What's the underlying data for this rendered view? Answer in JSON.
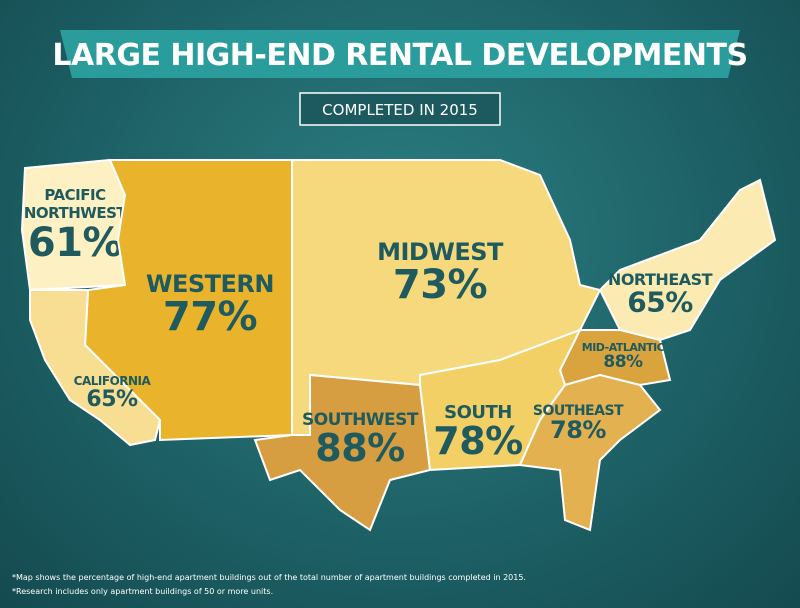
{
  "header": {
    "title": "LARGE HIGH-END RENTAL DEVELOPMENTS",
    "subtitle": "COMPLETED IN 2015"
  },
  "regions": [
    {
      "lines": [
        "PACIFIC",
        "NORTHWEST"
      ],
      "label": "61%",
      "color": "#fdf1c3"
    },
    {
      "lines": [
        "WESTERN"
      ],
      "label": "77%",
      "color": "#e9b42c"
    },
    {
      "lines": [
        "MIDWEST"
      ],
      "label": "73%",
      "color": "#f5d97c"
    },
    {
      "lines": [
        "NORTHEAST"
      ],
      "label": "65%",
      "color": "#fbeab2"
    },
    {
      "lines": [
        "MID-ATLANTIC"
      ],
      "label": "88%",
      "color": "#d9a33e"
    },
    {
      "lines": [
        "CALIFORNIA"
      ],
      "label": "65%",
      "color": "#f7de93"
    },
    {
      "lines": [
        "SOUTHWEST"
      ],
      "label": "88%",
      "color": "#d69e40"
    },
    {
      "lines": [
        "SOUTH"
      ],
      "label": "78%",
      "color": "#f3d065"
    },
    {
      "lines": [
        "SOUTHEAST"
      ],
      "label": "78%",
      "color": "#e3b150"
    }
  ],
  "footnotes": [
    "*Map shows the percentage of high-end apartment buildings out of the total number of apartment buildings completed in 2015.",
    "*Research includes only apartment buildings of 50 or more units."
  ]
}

WHAT IS NEEDED
Every line of the data should be copied as it stands, without the images.

FULL RESPONSE
What's the underlying data for this rendered view? Answer in JSON.
{
  "header": {
    "title": "LARGE HIGH-END RENTAL DEVELOPMENTS",
    "subtitle": "COMPLETED IN 2015"
  },
  "regions": [
    {
      "lines": [
        "PACIFIC",
        "NORTHWEST"
      ],
      "label": "61%",
      "color": "#fdf1c3"
    },
    {
      "lines": [
        "WESTERN"
      ],
      "label": "77%",
      "color": "#e9b42c"
    },
    {
      "lines": [
        "MIDWEST"
      ],
      "label": "73%",
      "color": "#f5d97c"
    },
    {
      "lines": [
        "NORTHEAST"
      ],
      "label": "65%",
      "color": "#fbeab2"
    },
    {
      "lines": [
        "MID-ATLANTIC"
      ],
      "label": "88%",
      "color": "#d9a33e"
    },
    {
      "lines": [
        "CALIFORNIA"
      ],
      "label": "65%",
      "color": "#f7de93"
    },
    {
      "lines": [
        "SOUTHWEST"
      ],
      "label": "88%",
      "color": "#d69e40"
    },
    {
      "lines": [
        "SOUTH"
      ],
      "label": "78%",
      "color": "#f3d065"
    },
    {
      "lines": [
        "SOUTHEAST"
      ],
      "label": "78%",
      "color": "#e3b150"
    }
  ],
  "footnotes": [
    "*Map shows the percentage of high-end apartment buildings out of the total number of apartment buildings completed in 2015.",
    "*Research includes only apartment buildings of 50 or more units."
  ]
}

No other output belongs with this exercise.